The line containing "Extract all readable text from this page." marks the start of the required copy, which runs to the final line of the entries; return those lines exactly, without any pictures.

Saved entries:
········

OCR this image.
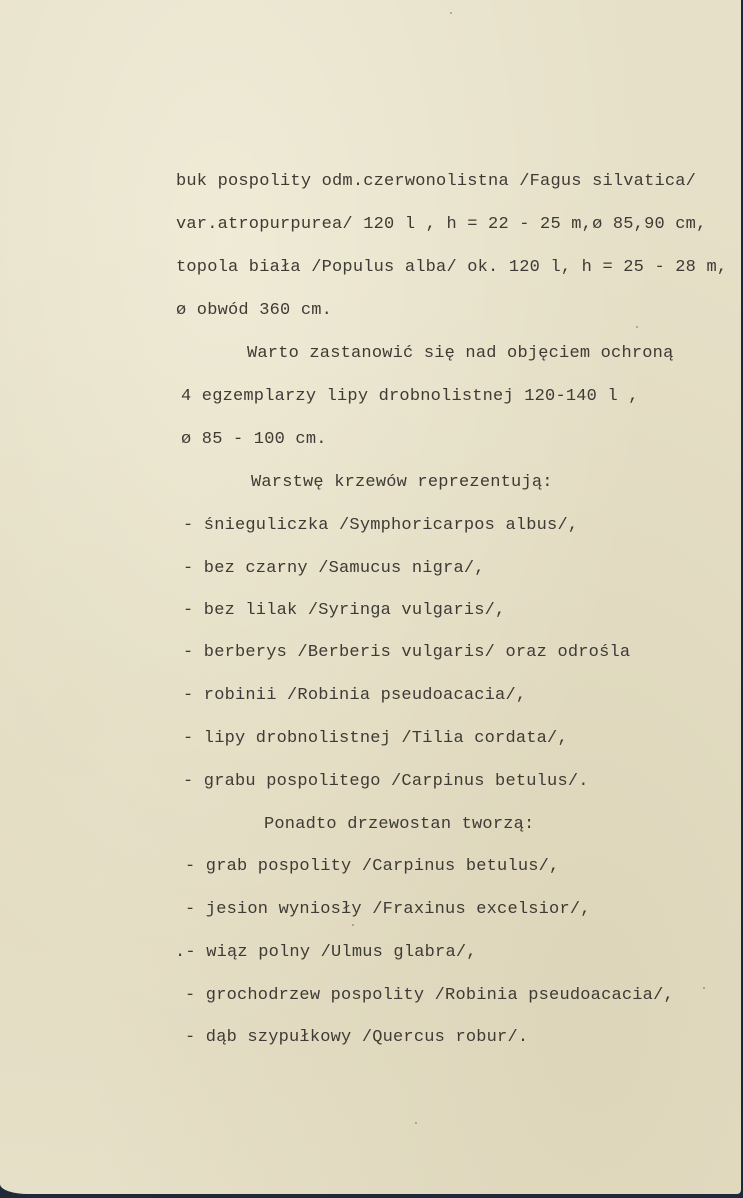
buk pospolity odm.czerwonolistna /Fagus silvatica/
var.atropurpurea/ 120 l , h = 22 - 25 m,ø 85,90 cm,
topola biała /Populus alba/ ok. 120 l, h = 25 - 28 m,
ø obwód 360 cm.
Warto zastanowić się nad objęciem ochroną
4 egzemplarzy lipy drobnolistnej 120-140 l ,
ø 85 - 100 cm.
Warstwę krzewów reprezentują:
- śnieguliczka /Symphoricarpos albus/,
- bez czarny /Samucus nigra/,
- bez lilak /Syringa vulgaris/,
- berberys /Berberis vulgaris/ oraz odrośla
- robinii /Robinia pseudoacacia/,
- lipy drobnolistnej /Tilia cordata/,
- grabu pospolitego /Carpinus betulus/.
Ponadto drzewostan tworzą:
- grab pospolity /Carpinus betulus/,
- jesion wyniosły /Fraxinus excelsior/,
.- wiąz polny /Ulmus glabra/,
- grochodrzew pospolity /Robinia pseudoacacia/,
- dąb szypułkowy /Quercus robur/.
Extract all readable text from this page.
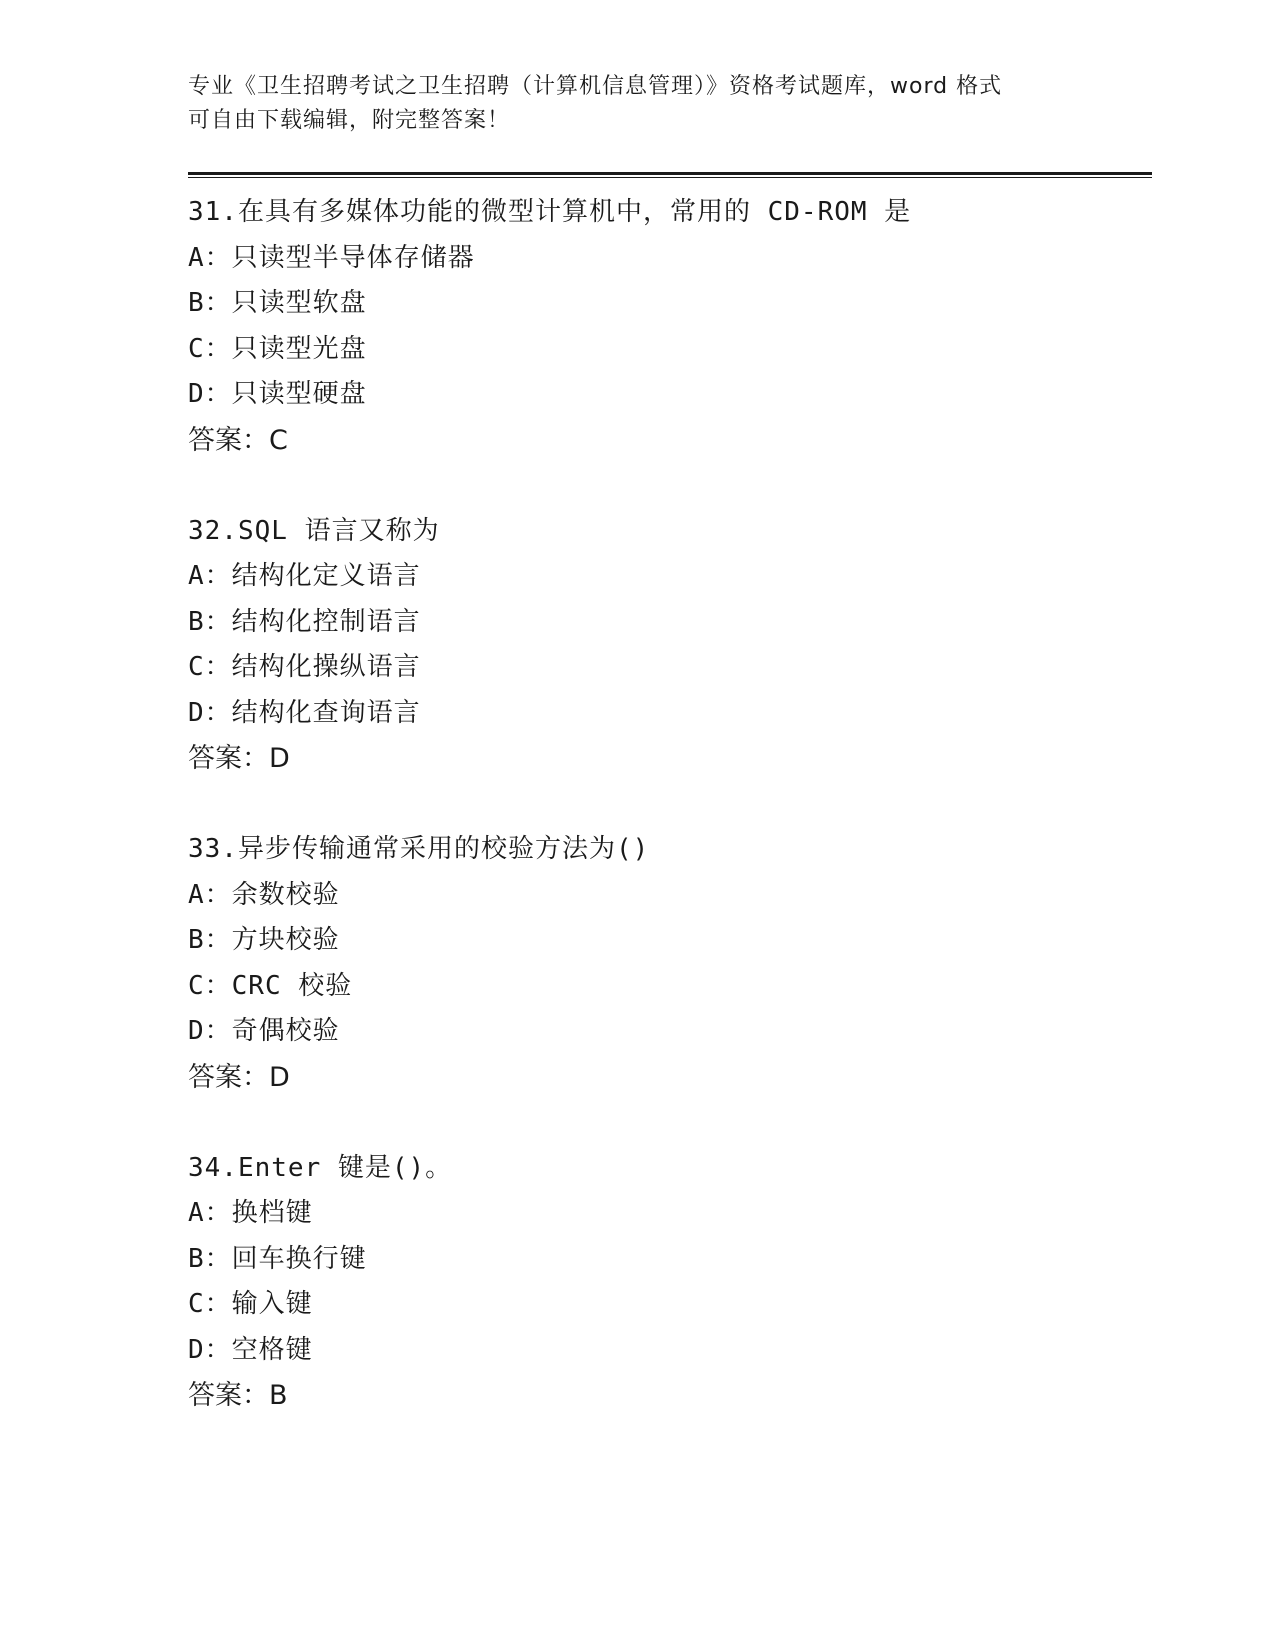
专业《卫生招聘考试之卫生招聘（计算机信息管理）》资格考试题库，word 格式
可自由下载编辑，附完整答案！
31.在具有多媒体功能的微型计算机中，常用的 CD-ROM 是
A：只读型半导体存储器
B：只读型软盘
C：只读型光盘
D：只读型硬盘
答案：C
32.SQL 语言又称为
A：结构化定义语言
B：结构化控制语言
C：结构化操纵语言
D：结构化查询语言
答案：D
33.异步传输通常采用的校验方法为()
A：余数校验
B：方块校验
C：CRC 校验
D：奇偶校验
答案：D
34.Enter 键是()。
A：换档键
B：回车换行键
C：输入键
D：空格键
答案：B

········

- **REPLY TO THE TASK**:
Extract all readable text from this page.
专业《卫生招聘考试之卫生招聘（计算机信息管理）》资格考试题库，word 格式
可自由下载编辑，附完整答案！
31.在具有多媒体功能的微型计算机中，常用的 CD-ROM 是
A：只读型半导体存储器
B：只读型软盘
C：只读型光盘
D：只读型硬盘
答案：C
32.SQL 语言又称为
A：结构化定义语言
B：结构化控制语言
C：结构化操纵语言
D：结构化查询语言
答案：D
33.异步传输通常采用的校验方法为()
A：余数校验
B：方块校验
C：CRC 校验
D：奇偶校验
答案：D
34.Enter 键是()。
A：换档键
B：回车换行键
C：输入键
D：空格键
答案：B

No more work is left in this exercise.